··· DATASET RECORDS ···

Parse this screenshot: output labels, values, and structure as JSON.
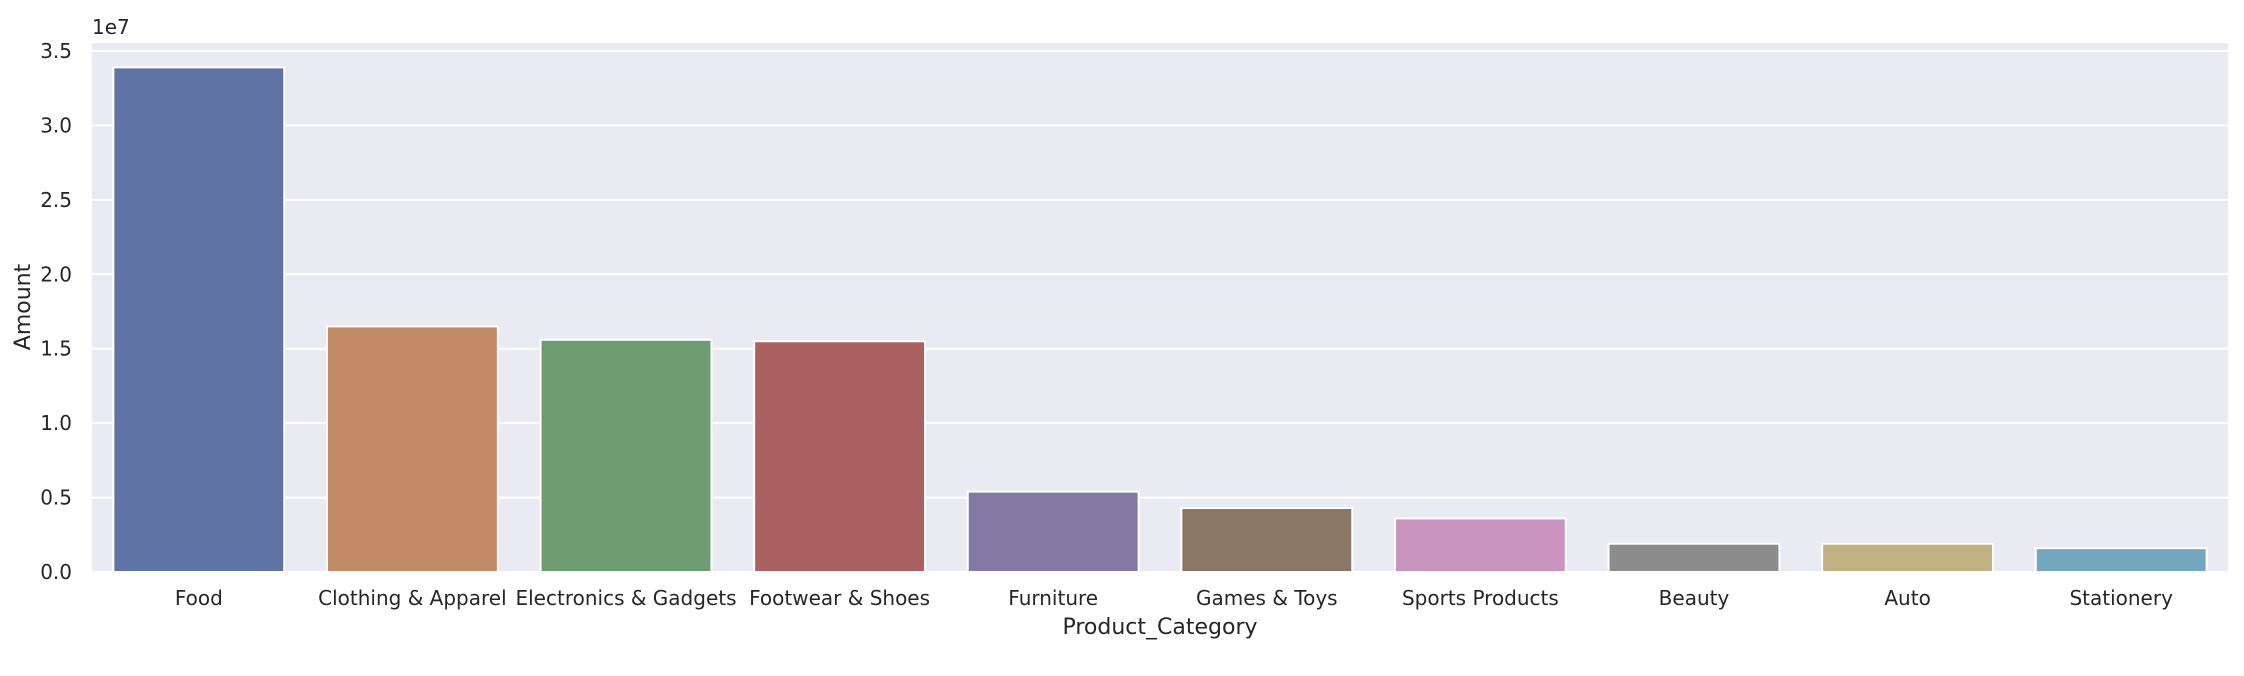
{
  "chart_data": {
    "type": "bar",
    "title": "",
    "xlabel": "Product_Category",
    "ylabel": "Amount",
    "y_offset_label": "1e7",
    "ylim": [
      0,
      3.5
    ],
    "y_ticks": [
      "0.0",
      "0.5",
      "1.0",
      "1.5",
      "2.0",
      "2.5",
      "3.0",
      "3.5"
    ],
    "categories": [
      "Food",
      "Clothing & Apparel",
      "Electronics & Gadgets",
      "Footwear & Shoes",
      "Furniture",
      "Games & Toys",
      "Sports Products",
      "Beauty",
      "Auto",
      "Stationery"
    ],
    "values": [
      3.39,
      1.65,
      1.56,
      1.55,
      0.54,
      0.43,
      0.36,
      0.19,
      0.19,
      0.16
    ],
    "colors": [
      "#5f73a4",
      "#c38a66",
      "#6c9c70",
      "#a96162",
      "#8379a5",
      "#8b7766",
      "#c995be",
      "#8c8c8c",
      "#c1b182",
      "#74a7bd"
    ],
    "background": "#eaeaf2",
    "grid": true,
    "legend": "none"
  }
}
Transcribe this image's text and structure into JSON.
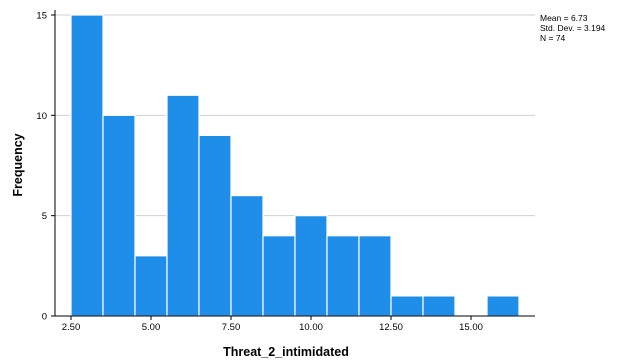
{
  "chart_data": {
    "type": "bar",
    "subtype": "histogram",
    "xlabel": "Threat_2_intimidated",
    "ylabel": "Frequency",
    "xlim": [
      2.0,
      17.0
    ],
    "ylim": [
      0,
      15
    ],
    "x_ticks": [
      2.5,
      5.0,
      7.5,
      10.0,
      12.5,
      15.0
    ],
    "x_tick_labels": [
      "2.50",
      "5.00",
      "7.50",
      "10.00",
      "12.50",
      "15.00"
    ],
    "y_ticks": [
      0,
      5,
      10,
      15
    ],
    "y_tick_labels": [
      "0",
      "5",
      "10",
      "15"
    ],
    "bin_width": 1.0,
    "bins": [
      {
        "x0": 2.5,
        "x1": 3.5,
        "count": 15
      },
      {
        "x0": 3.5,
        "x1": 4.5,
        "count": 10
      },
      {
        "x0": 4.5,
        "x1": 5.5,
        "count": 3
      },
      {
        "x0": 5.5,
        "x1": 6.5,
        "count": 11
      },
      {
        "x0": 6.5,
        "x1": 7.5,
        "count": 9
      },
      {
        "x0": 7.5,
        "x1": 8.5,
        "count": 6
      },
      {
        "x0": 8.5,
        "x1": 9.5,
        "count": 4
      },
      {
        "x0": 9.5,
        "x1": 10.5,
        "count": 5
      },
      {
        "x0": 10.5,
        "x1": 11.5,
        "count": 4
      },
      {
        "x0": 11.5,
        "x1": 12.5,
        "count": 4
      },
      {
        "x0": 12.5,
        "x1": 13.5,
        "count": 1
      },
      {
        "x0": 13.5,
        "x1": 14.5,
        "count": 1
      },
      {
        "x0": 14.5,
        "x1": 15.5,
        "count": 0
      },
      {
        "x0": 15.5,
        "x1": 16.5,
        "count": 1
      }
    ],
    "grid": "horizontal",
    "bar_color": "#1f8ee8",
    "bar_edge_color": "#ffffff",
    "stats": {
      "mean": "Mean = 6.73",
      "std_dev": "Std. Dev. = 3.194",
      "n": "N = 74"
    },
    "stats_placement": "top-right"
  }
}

···

**REQUEST**
Set the pictures aside and transcribe the data above exactly.

**SOLUTION TO THIS PROBLEM**
Parse this screenshot: output labels, values, and structure as JSON.
{
  "chart_data": {
    "type": "bar",
    "title": "",
    "xlabel": "Product_Category",
    "ylabel": "Amount",
    "y_offset_label": "1e7",
    "ylim": [
      0,
      3.5
    ],
    "y_ticks": [
      "0.0",
      "0.5",
      "1.0",
      "1.5",
      "2.0",
      "2.5",
      "3.0",
      "3.5"
    ],
    "categories": [
      "Food",
      "Clothing & Apparel",
      "Electronics & Gadgets",
      "Footwear & Shoes",
      "Furniture",
      "Games & Toys",
      "Sports Products",
      "Beauty",
      "Auto",
      "Stationery"
    ],
    "values": [
      3.39,
      1.65,
      1.56,
      1.55,
      0.54,
      0.43,
      0.36,
      0.19,
      0.19,
      0.16
    ],
    "colors": [
      "#5f73a4",
      "#c38a66",
      "#6c9c70",
      "#a96162",
      "#8379a5",
      "#8b7766",
      "#c995be",
      "#8c8c8c",
      "#c1b182",
      "#74a7bd"
    ],
    "background": "#eaeaf2",
    "grid": true,
    "legend": "none"
  }
}
Transcribe this image's text and structure into JSON.
{
  "chart_data": {
    "type": "bar",
    "subtype": "histogram",
    "xlabel": "Threat_2_intimidated",
    "ylabel": "Frequency",
    "xlim": [
      2.0,
      17.0
    ],
    "ylim": [
      0,
      15
    ],
    "x_ticks": [
      2.5,
      5.0,
      7.5,
      10.0,
      12.5,
      15.0
    ],
    "x_tick_labels": [
      "2.50",
      "5.00",
      "7.50",
      "10.00",
      "12.50",
      "15.00"
    ],
    "y_ticks": [
      0,
      5,
      10,
      15
    ],
    "y_tick_labels": [
      "0",
      "5",
      "10",
      "15"
    ],
    "bin_width": 1.0,
    "bins": [
      {
        "x0": 2.5,
        "x1": 3.5,
        "count": 15
      },
      {
        "x0": 3.5,
        "x1": 4.5,
        "count": 10
      },
      {
        "x0": 4.5,
        "x1": 5.5,
        "count": 3
      },
      {
        "x0": 5.5,
        "x1": 6.5,
        "count": 11
      },
      {
        "x0": 6.5,
        "x1": 7.5,
        "count": 9
      },
      {
        "x0": 7.5,
        "x1": 8.5,
        "count": 6
      },
      {
        "x0": 8.5,
        "x1": 9.5,
        "count": 4
      },
      {
        "x0": 9.5,
        "x1": 10.5,
        "count": 5
      },
      {
        "x0": 10.5,
        "x1": 11.5,
        "count": 4
      },
      {
        "x0": 11.5,
        "x1": 12.5,
        "count": 4
      },
      {
        "x0": 12.5,
        "x1": 13.5,
        "count": 1
      },
      {
        "x0": 13.5,
        "x1": 14.5,
        "count": 1
      },
      {
        "x0": 14.5,
        "x1": 15.5,
        "count": 0
      },
      {
        "x0": 15.5,
        "x1": 16.5,
        "count": 1
      }
    ],
    "grid": "horizontal",
    "bar_color": "#1f8ee8",
    "bar_edge_color": "#ffffff",
    "stats": {
      "mean": "Mean = 6.73",
      "std_dev": "Std. Dev. = 3.194",
      "n": "N = 74"
    },
    "stats_placement": "top-right"
  }
}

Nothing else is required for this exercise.